• **The problem**
Return each line of the material verbatim.

[Stored dataset items]
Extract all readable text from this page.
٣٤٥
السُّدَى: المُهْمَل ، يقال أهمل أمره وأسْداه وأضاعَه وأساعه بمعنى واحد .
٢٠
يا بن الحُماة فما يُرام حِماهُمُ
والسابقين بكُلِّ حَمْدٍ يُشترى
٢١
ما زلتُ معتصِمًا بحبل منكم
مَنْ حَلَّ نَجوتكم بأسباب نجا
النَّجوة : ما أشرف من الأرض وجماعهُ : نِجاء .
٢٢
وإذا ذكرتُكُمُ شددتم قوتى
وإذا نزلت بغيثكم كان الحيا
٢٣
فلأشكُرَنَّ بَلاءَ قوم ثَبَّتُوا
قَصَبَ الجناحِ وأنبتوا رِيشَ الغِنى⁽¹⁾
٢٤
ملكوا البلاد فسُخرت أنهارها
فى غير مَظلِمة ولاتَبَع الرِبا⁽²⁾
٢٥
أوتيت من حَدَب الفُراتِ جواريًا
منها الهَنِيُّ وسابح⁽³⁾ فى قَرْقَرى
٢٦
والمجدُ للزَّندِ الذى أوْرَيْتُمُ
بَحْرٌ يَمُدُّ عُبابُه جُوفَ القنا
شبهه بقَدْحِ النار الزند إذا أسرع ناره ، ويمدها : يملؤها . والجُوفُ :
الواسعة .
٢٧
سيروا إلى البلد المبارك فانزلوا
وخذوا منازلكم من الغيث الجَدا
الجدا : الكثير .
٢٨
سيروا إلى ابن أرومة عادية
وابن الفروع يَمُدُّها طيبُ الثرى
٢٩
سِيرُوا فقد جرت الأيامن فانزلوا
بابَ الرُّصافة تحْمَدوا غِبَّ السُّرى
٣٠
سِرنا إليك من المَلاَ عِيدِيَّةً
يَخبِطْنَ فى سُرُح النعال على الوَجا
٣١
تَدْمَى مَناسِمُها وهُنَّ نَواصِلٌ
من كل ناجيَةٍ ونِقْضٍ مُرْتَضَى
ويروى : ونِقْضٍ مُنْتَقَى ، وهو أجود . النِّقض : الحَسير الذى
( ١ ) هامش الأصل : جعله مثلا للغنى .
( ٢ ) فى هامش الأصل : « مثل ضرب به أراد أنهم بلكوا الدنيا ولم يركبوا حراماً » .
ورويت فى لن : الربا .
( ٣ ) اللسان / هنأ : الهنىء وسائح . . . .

• **The answer**
Extract all readable text from this page.
٣٤٥
السُّدَى: المُهْمَل ، يقال أهمل أمره وأسْداه وأضاعَه وأساعه بمعنى واحد .
٢٠
يا بن الحُماة فما يُرام حِماهُمُ
والسابقين بكُلِّ حَمْدٍ يُشترى
٢١
ما زلتُ معتصِمًا بحبل منكم
مَنْ حَلَّ نَجوتكم بأسباب نجا
النَّجوة : ما أشرف من الأرض وجماعهُ : نِجاء .
٢٢
وإذا ذكرتُكُمُ شددتم قوتى
وإذا نزلت بغيثكم كان الحيا
٢٣
فلأشكُرَنَّ بَلاءَ قوم ثَبَّتُوا
قَصَبَ الجناحِ وأنبتوا رِيشَ الغِنى⁽¹⁾
٢٤
ملكوا البلاد فسُخرت أنهارها
فى غير مَظلِمة ولاتَبَع الرِبا⁽²⁾
٢٥
أوتيت من حَدَب الفُراتِ جواريًا
منها الهَنِيُّ وسابح⁽³⁾ فى قَرْقَرى
٢٦
والمجدُ للزَّندِ الذى أوْرَيْتُمُ
بَحْرٌ يَمُدُّ عُبابُه جُوفَ القنا
شبهه بقَدْحِ النار الزند إذا أسرع ناره ، ويمدها : يملؤها . والجُوفُ :
الواسعة .
٢٧
سيروا إلى البلد المبارك فانزلوا
وخذوا منازلكم من الغيث الجَدا
الجدا : الكثير .
٢٨
سيروا إلى ابن أرومة عادية
وابن الفروع يَمُدُّها طيبُ الثرى
٢٩
سِيرُوا فقد جرت الأيامن فانزلوا
بابَ الرُّصافة تحْمَدوا غِبَّ السُّرى
٣٠
سِرنا إليك من المَلاَ عِيدِيَّةً
يَخبِطْنَ فى سُرُح النعال على الوَجا
٣١
تَدْمَى مَناسِمُها وهُنَّ نَواصِلٌ
من كل ناجيَةٍ ونِقْضٍ مُرْتَضَى
ويروى : ونِقْضٍ مُنْتَقَى ، وهو أجود . النِّقض : الحَسير الذى
( ١ ) هامش الأصل : جعله مثلا للغنى .
( ٢ ) فى هامش الأصل : « مثل ضرب به أراد أنهم بلكوا الدنيا ولم يركبوا حراماً » .
ورويت فى لن : الربا .
( ٣ ) اللسان / هنأ : الهنىء وسائح . . . .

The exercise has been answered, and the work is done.